# Exercise goal:
Write out the material exactly, with the pictures left out.

* * * * * * *

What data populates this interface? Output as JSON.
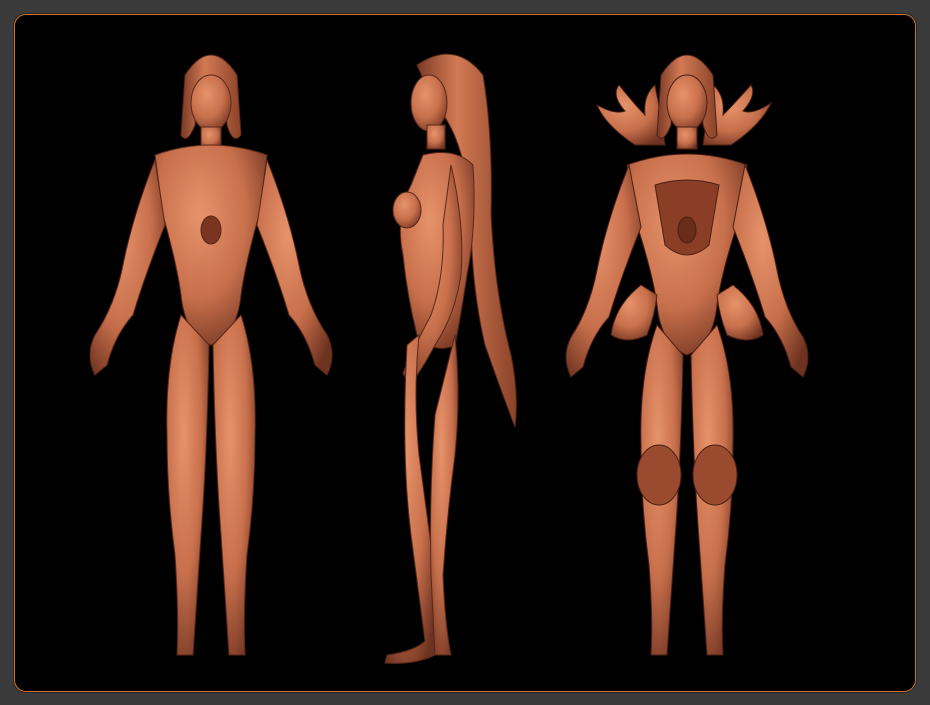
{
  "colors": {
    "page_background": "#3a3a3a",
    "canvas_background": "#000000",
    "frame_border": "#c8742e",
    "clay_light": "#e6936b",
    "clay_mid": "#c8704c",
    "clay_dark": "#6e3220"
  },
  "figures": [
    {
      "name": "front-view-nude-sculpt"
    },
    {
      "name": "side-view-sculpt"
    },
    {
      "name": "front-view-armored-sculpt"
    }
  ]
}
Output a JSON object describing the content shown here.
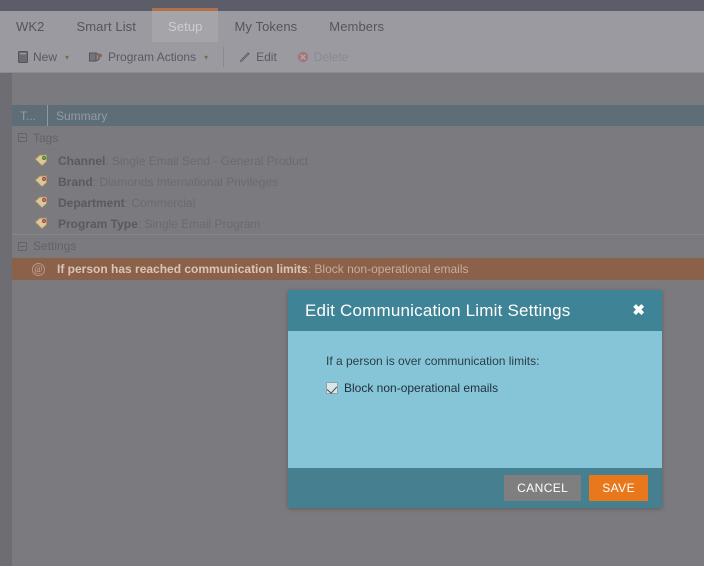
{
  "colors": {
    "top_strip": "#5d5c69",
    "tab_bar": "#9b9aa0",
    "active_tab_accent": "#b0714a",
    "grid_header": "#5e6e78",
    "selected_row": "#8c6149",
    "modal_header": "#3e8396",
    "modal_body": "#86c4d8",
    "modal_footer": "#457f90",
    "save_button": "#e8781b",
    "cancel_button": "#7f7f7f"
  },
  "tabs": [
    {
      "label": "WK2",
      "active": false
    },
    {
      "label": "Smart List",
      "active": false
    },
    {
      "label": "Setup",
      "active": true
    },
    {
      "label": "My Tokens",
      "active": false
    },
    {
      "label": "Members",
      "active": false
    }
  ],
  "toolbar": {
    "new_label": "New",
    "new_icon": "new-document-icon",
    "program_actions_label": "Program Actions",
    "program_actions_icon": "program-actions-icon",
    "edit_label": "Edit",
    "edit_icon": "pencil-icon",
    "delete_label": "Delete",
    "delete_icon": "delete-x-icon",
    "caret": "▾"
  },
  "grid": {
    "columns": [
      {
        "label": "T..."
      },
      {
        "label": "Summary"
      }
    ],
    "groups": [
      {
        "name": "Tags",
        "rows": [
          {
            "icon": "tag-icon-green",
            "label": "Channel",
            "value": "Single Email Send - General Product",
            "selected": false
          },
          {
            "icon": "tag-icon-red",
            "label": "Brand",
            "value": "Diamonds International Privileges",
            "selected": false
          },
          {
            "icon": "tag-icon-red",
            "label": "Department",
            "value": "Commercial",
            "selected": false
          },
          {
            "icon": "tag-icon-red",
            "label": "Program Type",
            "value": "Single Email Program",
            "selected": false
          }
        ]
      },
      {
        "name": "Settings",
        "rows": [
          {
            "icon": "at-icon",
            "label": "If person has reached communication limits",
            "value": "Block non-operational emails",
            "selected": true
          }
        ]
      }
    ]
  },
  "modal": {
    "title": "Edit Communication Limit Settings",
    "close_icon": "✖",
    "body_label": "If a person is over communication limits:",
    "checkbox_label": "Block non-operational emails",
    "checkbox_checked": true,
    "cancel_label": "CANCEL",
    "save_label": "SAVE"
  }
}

* * * * * * *

# Answer in full:
What data populates this interface? Output as JSON.
{
  "colors": {
    "page_background": "#3a3a3a",
    "canvas_background": "#000000",
    "frame_border": "#c8742e",
    "clay_light": "#e6936b",
    "clay_mid": "#c8704c",
    "clay_dark": "#6e3220"
  },
  "figures": [
    {
      "name": "front-view-nude-sculpt"
    },
    {
      "name": "side-view-sculpt"
    },
    {
      "name": "front-view-armored-sculpt"
    }
  ]
}
Output a JSON object describing the content shown here.
{
  "colors": {
    "top_strip": "#5d5c69",
    "tab_bar": "#9b9aa0",
    "active_tab_accent": "#b0714a",
    "grid_header": "#5e6e78",
    "selected_row": "#8c6149",
    "modal_header": "#3e8396",
    "modal_body": "#86c4d8",
    "modal_footer": "#457f90",
    "save_button": "#e8781b",
    "cancel_button": "#7f7f7f"
  },
  "tabs": [
    {
      "label": "WK2",
      "active": false
    },
    {
      "label": "Smart List",
      "active": false
    },
    {
      "label": "Setup",
      "active": true
    },
    {
      "label": "My Tokens",
      "active": false
    },
    {
      "label": "Members",
      "active": false
    }
  ],
  "toolbar": {
    "new_label": "New",
    "new_icon": "new-document-icon",
    "program_actions_label": "Program Actions",
    "program_actions_icon": "program-actions-icon",
    "edit_label": "Edit",
    "edit_icon": "pencil-icon",
    "delete_label": "Delete",
    "delete_icon": "delete-x-icon",
    "caret": "▾"
  },
  "grid": {
    "columns": [
      {
        "label": "T..."
      },
      {
        "label": "Summary"
      }
    ],
    "groups": [
      {
        "name": "Tags",
        "rows": [
          {
            "icon": "tag-icon-green",
            "label": "Channel",
            "value": "Single Email Send - General Product",
            "selected": false
          },
          {
            "icon": "tag-icon-red",
            "label": "Brand",
            "value": "Diamonds International Privileges",
            "selected": false
          },
          {
            "icon": "tag-icon-red",
            "label": "Department",
            "value": "Commercial",
            "selected": false
          },
          {
            "icon": "tag-icon-red",
            "label": "Program Type",
            "value": "Single Email Program",
            "selected": false
          }
        ]
      },
      {
        "name": "Settings",
        "rows": [
          {
            "icon": "at-icon",
            "label": "If person has reached communication limits",
            "value": "Block non-operational emails",
            "selected": true
          }
        ]
      }
    ]
  },
  "modal": {
    "title": "Edit Communication Limit Settings",
    "close_icon": "✖",
    "body_label": "If a person is over communication limits:",
    "checkbox_label": "Block non-operational emails",
    "checkbox_checked": true,
    "cancel_label": "CANCEL",
    "save_label": "SAVE"
  }
}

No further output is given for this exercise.